Goal of the exercise: Retype the material word for word.
— Begin Data supplied —
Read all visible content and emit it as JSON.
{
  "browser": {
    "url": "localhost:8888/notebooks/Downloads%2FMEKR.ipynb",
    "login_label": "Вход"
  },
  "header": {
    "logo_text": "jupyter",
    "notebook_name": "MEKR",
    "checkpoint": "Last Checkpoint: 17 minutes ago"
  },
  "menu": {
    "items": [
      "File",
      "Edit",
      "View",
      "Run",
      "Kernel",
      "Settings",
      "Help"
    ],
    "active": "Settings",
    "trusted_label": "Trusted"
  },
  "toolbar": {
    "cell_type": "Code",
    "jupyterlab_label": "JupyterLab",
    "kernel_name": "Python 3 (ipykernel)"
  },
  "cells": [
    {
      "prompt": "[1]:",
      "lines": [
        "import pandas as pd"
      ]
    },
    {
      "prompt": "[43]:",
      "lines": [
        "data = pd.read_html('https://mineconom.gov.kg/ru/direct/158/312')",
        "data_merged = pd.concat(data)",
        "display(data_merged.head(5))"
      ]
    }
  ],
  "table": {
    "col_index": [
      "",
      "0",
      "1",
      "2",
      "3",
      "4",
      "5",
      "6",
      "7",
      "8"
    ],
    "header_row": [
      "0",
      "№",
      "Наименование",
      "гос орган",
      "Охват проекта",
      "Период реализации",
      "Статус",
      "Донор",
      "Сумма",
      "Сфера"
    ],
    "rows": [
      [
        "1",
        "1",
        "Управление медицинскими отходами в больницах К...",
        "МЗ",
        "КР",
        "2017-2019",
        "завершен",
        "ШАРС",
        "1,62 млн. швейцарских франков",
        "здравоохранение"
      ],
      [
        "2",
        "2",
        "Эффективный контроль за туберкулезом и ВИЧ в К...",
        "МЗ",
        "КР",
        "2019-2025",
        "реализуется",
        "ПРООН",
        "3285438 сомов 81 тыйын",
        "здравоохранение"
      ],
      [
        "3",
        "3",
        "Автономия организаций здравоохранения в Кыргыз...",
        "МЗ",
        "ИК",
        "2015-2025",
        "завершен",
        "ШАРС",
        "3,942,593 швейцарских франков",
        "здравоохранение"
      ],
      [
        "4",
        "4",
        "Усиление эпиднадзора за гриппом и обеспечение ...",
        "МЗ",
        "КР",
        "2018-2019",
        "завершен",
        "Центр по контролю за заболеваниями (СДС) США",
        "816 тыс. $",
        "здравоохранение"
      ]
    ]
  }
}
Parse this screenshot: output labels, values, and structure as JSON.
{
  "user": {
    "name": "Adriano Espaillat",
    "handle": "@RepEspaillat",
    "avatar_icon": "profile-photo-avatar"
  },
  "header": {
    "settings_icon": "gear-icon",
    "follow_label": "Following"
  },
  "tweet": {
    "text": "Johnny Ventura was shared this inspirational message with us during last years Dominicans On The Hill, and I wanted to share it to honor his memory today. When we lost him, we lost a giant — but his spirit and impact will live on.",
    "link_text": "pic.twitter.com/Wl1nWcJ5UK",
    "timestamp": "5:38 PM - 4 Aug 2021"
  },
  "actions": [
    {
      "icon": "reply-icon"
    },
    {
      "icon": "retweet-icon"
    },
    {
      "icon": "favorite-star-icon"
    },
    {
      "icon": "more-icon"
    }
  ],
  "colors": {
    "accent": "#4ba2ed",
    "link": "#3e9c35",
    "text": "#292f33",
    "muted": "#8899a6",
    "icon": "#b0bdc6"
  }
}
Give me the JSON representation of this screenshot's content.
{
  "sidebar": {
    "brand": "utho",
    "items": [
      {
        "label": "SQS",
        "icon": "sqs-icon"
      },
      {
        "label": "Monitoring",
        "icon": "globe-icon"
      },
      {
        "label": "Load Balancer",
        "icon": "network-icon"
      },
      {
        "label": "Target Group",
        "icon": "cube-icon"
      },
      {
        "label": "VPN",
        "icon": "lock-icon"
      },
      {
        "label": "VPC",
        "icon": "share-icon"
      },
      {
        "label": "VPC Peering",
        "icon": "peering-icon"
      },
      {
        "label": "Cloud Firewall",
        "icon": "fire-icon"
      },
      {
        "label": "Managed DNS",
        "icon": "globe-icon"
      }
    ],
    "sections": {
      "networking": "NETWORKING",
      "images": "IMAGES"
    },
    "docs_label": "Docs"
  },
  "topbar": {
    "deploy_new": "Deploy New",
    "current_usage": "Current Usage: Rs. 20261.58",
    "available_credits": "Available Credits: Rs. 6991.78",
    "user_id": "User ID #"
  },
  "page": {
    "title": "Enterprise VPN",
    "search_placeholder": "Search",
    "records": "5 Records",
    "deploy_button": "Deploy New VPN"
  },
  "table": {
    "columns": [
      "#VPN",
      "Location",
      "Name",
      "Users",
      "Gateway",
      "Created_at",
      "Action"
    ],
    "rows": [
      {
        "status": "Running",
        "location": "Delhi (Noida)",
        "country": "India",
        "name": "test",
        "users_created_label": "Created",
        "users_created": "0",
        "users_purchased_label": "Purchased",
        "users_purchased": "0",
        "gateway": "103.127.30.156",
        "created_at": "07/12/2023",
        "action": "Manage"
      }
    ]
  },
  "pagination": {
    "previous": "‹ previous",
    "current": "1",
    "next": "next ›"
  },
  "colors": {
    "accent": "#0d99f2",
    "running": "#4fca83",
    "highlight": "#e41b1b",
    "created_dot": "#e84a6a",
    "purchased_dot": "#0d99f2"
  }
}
— End Data supplied —
Finished answer:
Read all visible content and emit it as JSON.
{
  "browser": {
    "url": "localhost:8888/notebooks/Downloads%2FMEKR.ipynb",
    "login_label": "Вход"
  },
  "header": {
    "logo_text": "jupyter",
    "notebook_name": "MEKR",
    "checkpoint": "Last Checkpoint: 17 minutes ago"
  },
  "menu": {
    "items": [
      "File",
      "Edit",
      "View",
      "Run",
      "Kernel",
      "Settings",
      "Help"
    ],
    "active": "Settings",
    "trusted_label": "Trusted"
  },
  "toolbar": {
    "cell_type": "Code",
    "jupyterlab_label": "JupyterLab",
    "kernel_name": "Python 3 (ipykernel)"
  },
  "cells": [
    {
      "prompt": "[1]:",
      "lines": [
        "import pandas as pd"
      ]
    },
    {
      "prompt": "[43]:",
      "lines": [
        "data = pd.read_html('https://mineconom.gov.kg/ru/direct/158/312')",
        "data_merged = pd.concat(data)",
        "display(data_merged.head(5))"
      ]
    }
  ],
  "table": {
    "col_index": [
      "",
      "0",
      "1",
      "2",
      "3",
      "4",
      "5",
      "6",
      "7",
      "8"
    ],
    "header_row": [
      "0",
      "№",
      "Наименование",
      "гос орган",
      "Охват проекта",
      "Период реализации",
      "Статус",
      "Донор",
      "Сумма",
      "Сфера"
    ],
    "rows": [
      [
        "1",
        "1",
        "Управление медицинскими отходами в больницах К...",
        "МЗ",
        "КР",
        "2017-2019",
        "завершен",
        "ШАРС",
        "1,62 млн. швейцарских франков",
        "здравоохранение"
      ],
      [
        "2",
        "2",
        "Эффективный контроль за туберкулезом и ВИЧ в К...",
        "МЗ",
        "КР",
        "2019-2025",
        "реализуется",
        "ПРООН",
        "3285438 сомов 81 тыйын",
        "здравоохранение"
      ],
      [
        "3",
        "3",
        "Автономия организаций здравоохранения в Кыргыз...",
        "МЗ",
        "ИК",
        "2015-2025",
        "завершен",
        "ШАРС",
        "3,942,593 швейцарских франков",
        "здравоохранение"
      ],
      [
        "4",
        "4",
        "Усиление эпиднадзора за гриппом и обеспечение ...",
        "МЗ",
        "КР",
        "2018-2019",
        "завершен",
        "Центр по контролю за заболеваниями (СДС) США",
        "816 тыс. $",
        "здравоохранение"
      ]
    ]
  }
}
Parse this screenshot: output labels, values, and structure as JSON.
{
  "user": {
    "name": "Adriano Espaillat",
    "handle": "@RepEspaillat",
    "avatar_icon": "profile-photo-avatar"
  },
  "header": {
    "settings_icon": "gear-icon",
    "follow_label": "Following"
  },
  "tweet": {
    "text": "Johnny Ventura was shared this inspirational message with us during last years Dominicans On The Hill, and I wanted to share it to honor his memory today. When we lost him, we lost a giant — but his spirit and impact will live on.",
    "link_text": "pic.twitter.com/Wl1nWcJ5UK",
    "timestamp": "5:38 PM - 4 Aug 2021"
  },
  "actions": [
    {
      "icon": "reply-icon"
    },
    {
      "icon": "retweet-icon"
    },
    {
      "icon": "favorite-star-icon"
    },
    {
      "icon": "more-icon"
    }
  ],
  "colors": {
    "accent": "#4ba2ed",
    "link": "#3e9c35",
    "text": "#292f33",
    "muted": "#8899a6",
    "icon": "#b0bdc6"
  }
}
Give me the JSON representation of this screenshot's content.
{
  "sidebar": {
    "brand": "utho",
    "items": [
      {
        "label": "SQS",
        "icon": "sqs-icon"
      },
      {
        "label": "Monitoring",
        "icon": "globe-icon"
      },
      {
        "label": "Load Balancer",
        "icon": "network-icon"
      },
      {
        "label": "Target Group",
        "icon": "cube-icon"
      },
      {
        "label": "VPN",
        "icon": "lock-icon"
      },
      {
        "label": "VPC",
        "icon": "share-icon"
      },
      {
        "label": "VPC Peering",
        "icon": "peering-icon"
      },
      {
        "label": "Cloud Firewall",
        "icon": "fire-icon"
      },
      {
        "label": "Managed DNS",
        "icon": "globe-icon"
      }
    ],
    "sections": {
      "networking": "NETWORKING",
      "images": "IMAGES"
    },
    "docs_label": "Docs"
  },
  "topbar": {
    "deploy_new": "Deploy New",
    "current_usage": "Current Usage: Rs. 20261.58",
    "available_credits": "Available Credits: Rs. 6991.78",
    "user_id": "User ID #"
  },
  "page": {
    "title": "Enterprise VPN",
    "search_placeholder": "Search",
    "records": "5 Records",
    "deploy_button": "Deploy New VPN"
  },
  "table": {
    "columns": [
      "#VPN",
      "Location",
      "Name",
      "Users",
      "Gateway",
      "Created_at",
      "Action"
    ],
    "rows": [
      {
        "status": "Running",
        "location": "Delhi (Noida)",
        "country": "India",
        "name": "test",
        "users_created_label": "Created",
        "users_created": "0",
        "users_purchased_label": "Purchased",
        "users_purchased": "0",
        "gateway": "103.127.30.156",
        "created_at": "07/12/2023",
        "action": "Manage"
      }
    ]
  },
  "pagination": {
    "previous": "‹ previous",
    "current": "1",
    "next": "next ›"
  },
  "colors": {
    "accent": "#0d99f2",
    "running": "#4fca83",
    "highlight": "#e41b1b",
    "created_dot": "#e84a6a",
    "purchased_dot": "#0d99f2"
  }
}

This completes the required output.